SET PROBLEM: Select the lines of the records containing the word "Dougal" and list them.
════════════════
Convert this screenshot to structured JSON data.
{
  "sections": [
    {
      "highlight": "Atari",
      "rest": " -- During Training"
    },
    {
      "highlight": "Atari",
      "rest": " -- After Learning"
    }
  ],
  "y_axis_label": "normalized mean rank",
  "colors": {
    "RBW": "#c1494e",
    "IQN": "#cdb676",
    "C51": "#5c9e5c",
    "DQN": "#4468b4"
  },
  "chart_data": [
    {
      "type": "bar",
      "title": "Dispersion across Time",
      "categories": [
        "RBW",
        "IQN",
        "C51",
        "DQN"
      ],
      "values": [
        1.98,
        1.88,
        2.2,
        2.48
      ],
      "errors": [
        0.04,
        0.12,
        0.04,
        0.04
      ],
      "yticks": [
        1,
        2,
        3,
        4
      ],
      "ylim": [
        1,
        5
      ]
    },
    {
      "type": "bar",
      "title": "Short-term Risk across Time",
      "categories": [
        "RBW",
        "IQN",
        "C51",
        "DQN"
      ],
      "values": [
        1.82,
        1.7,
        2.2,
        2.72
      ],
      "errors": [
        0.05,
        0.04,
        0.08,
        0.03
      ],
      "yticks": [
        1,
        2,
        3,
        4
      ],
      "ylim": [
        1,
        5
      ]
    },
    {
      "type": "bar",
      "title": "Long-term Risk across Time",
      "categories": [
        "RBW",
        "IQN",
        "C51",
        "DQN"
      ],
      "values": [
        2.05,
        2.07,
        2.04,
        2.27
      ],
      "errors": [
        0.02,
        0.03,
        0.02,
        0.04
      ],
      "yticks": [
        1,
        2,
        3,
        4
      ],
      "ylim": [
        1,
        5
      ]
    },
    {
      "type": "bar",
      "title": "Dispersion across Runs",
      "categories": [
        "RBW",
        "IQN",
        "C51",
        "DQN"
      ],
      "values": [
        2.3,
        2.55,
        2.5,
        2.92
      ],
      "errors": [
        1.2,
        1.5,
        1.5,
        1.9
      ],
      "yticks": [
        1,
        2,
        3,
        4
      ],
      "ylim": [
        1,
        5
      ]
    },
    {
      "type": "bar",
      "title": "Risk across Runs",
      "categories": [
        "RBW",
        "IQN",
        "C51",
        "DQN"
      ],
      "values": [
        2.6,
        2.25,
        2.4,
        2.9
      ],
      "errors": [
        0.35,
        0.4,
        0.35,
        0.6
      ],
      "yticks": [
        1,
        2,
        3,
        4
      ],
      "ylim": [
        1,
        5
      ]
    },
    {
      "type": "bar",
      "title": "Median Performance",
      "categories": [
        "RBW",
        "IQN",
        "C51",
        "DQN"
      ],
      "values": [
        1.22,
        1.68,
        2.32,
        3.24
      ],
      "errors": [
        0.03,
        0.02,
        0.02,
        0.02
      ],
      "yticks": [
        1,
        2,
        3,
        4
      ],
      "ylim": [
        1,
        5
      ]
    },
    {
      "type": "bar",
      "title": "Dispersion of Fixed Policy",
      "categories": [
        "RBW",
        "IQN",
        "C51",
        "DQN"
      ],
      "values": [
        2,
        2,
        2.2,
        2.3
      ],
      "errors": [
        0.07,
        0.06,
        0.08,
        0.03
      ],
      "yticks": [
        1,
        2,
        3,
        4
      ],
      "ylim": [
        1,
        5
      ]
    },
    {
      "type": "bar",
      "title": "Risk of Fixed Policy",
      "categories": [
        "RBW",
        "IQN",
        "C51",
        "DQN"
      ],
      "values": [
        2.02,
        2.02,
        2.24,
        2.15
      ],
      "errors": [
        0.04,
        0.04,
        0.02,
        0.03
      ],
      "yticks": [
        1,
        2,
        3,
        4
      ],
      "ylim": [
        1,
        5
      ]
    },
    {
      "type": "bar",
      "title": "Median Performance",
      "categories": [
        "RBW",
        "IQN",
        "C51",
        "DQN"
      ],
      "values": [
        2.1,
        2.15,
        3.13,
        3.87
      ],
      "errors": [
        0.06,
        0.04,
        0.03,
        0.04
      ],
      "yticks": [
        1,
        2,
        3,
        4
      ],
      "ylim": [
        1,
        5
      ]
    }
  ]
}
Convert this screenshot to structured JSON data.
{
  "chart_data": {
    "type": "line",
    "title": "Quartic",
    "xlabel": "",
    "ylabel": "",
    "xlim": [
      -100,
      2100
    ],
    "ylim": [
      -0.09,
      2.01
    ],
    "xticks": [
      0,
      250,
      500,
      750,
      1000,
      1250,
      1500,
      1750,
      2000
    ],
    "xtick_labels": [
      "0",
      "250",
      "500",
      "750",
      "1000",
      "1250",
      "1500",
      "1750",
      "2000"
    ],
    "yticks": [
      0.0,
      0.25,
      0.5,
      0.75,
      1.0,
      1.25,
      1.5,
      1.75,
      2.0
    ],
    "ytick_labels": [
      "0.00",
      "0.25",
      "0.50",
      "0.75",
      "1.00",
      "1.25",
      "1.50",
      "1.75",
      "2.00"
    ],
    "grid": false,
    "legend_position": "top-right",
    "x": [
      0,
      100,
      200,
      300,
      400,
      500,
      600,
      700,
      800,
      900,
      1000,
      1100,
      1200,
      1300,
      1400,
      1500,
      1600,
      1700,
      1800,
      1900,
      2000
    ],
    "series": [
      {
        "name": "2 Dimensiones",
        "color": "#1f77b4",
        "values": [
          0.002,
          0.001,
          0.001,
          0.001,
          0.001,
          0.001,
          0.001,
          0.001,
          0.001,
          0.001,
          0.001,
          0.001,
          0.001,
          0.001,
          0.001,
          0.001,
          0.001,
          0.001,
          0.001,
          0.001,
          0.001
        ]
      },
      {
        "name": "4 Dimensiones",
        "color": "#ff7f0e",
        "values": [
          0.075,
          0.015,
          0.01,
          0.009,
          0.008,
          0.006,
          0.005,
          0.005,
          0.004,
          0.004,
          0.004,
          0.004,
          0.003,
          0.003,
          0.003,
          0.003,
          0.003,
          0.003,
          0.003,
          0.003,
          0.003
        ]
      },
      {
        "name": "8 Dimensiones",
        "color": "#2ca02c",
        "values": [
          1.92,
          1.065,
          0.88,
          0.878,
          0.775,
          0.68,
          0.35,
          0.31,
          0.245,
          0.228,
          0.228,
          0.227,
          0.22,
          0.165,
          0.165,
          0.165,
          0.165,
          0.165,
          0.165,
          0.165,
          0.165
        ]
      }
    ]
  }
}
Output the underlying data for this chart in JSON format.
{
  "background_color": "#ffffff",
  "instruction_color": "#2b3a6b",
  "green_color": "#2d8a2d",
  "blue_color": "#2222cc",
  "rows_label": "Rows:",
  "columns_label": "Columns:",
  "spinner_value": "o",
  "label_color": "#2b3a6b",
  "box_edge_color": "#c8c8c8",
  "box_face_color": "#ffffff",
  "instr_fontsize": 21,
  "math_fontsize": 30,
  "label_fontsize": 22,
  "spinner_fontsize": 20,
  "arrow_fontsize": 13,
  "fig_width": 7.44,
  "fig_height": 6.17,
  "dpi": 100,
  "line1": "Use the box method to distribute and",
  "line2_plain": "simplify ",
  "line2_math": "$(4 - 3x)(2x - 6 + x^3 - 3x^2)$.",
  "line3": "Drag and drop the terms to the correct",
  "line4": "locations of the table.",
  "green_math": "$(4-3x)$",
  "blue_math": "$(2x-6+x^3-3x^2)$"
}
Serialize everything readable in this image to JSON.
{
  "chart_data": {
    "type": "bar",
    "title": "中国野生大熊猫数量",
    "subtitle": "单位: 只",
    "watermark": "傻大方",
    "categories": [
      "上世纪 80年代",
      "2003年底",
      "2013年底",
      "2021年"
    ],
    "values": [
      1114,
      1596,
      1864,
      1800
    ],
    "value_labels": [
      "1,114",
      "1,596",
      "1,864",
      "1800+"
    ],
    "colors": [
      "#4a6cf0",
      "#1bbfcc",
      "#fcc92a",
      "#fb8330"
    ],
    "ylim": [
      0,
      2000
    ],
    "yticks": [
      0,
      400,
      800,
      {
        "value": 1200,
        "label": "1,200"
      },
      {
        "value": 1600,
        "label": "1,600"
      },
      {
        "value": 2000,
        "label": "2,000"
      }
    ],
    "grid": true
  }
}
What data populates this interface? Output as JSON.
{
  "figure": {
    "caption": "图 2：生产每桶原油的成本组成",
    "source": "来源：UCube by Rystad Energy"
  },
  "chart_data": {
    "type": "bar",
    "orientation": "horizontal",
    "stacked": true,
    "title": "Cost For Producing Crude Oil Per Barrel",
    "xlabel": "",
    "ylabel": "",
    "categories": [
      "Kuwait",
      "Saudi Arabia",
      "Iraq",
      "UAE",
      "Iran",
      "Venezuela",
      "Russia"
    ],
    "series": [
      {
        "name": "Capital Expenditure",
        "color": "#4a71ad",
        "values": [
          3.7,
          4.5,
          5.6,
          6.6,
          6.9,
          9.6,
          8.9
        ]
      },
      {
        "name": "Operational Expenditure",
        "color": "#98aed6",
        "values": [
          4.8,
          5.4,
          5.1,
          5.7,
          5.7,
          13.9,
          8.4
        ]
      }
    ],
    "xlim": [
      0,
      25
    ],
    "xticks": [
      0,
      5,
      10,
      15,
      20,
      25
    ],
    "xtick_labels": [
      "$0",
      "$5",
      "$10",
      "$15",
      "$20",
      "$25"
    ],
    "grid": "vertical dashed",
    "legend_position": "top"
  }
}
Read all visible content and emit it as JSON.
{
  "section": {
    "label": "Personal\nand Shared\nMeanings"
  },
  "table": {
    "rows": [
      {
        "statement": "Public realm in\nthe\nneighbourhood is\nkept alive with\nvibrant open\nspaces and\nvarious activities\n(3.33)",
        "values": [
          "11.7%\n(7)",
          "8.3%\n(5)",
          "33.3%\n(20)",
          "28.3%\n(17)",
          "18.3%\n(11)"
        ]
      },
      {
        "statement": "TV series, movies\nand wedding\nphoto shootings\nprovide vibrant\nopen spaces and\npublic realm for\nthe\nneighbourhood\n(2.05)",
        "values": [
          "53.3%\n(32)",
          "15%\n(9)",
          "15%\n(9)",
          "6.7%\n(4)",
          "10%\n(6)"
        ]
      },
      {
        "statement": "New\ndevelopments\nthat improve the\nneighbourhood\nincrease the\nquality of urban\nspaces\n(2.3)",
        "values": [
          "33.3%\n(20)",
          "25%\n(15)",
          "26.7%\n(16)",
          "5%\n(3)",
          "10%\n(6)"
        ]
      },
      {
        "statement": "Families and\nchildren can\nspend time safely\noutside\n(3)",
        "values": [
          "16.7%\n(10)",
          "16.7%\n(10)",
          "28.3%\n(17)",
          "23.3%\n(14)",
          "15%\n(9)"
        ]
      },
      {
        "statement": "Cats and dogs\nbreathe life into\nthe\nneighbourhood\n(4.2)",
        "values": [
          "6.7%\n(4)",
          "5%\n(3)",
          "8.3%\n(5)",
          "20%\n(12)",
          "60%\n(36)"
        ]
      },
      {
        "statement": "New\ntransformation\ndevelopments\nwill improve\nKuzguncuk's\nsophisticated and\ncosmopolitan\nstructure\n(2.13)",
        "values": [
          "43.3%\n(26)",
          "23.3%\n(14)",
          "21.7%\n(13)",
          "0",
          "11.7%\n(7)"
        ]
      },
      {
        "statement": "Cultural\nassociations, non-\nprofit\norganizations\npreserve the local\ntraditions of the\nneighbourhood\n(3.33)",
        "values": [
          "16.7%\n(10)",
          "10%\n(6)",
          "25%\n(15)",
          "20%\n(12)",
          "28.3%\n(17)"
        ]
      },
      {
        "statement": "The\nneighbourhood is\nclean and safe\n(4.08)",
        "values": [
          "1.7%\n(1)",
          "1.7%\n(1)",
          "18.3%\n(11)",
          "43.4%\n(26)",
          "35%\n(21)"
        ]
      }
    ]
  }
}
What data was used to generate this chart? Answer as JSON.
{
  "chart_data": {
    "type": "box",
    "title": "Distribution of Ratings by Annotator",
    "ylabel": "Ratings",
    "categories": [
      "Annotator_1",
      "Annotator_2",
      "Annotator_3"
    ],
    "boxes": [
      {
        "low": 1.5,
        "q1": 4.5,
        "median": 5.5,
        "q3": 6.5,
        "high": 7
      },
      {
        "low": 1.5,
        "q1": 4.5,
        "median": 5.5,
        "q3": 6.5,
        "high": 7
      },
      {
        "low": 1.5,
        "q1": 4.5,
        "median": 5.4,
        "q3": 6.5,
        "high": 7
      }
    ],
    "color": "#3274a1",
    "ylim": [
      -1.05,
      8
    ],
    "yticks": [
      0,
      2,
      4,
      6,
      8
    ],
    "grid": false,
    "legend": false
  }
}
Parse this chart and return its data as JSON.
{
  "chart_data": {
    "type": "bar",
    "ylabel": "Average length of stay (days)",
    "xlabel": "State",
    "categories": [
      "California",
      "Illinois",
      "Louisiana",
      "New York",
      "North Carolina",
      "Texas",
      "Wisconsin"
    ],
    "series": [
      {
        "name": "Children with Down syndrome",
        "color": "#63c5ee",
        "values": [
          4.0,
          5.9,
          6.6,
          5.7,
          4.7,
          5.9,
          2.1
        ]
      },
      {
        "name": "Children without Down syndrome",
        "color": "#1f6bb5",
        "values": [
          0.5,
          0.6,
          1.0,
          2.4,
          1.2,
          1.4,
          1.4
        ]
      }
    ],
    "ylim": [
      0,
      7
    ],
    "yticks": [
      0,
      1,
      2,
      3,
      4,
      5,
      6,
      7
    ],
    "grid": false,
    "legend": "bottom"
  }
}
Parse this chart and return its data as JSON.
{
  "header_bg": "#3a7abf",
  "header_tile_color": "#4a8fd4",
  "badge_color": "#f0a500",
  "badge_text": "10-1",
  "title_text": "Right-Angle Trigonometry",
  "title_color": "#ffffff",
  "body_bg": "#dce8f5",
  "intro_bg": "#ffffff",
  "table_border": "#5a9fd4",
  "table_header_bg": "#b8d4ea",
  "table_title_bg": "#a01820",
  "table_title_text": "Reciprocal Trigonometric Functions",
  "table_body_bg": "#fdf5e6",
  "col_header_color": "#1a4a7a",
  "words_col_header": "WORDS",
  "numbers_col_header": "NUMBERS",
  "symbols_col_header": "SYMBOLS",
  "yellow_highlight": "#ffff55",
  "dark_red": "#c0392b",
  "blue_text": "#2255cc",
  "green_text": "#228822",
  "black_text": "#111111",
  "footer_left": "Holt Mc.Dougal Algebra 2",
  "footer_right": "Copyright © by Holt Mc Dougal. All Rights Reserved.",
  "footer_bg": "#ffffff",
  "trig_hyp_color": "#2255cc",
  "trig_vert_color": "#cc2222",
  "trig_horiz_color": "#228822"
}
════════════════
RESULT OF THE EXERCISE:
  "footer_left": "Holt Mc.Dougal Algebra 2",
  "footer_right": "Copyright © by Holt Mc Dougal. All Rights Reserved.",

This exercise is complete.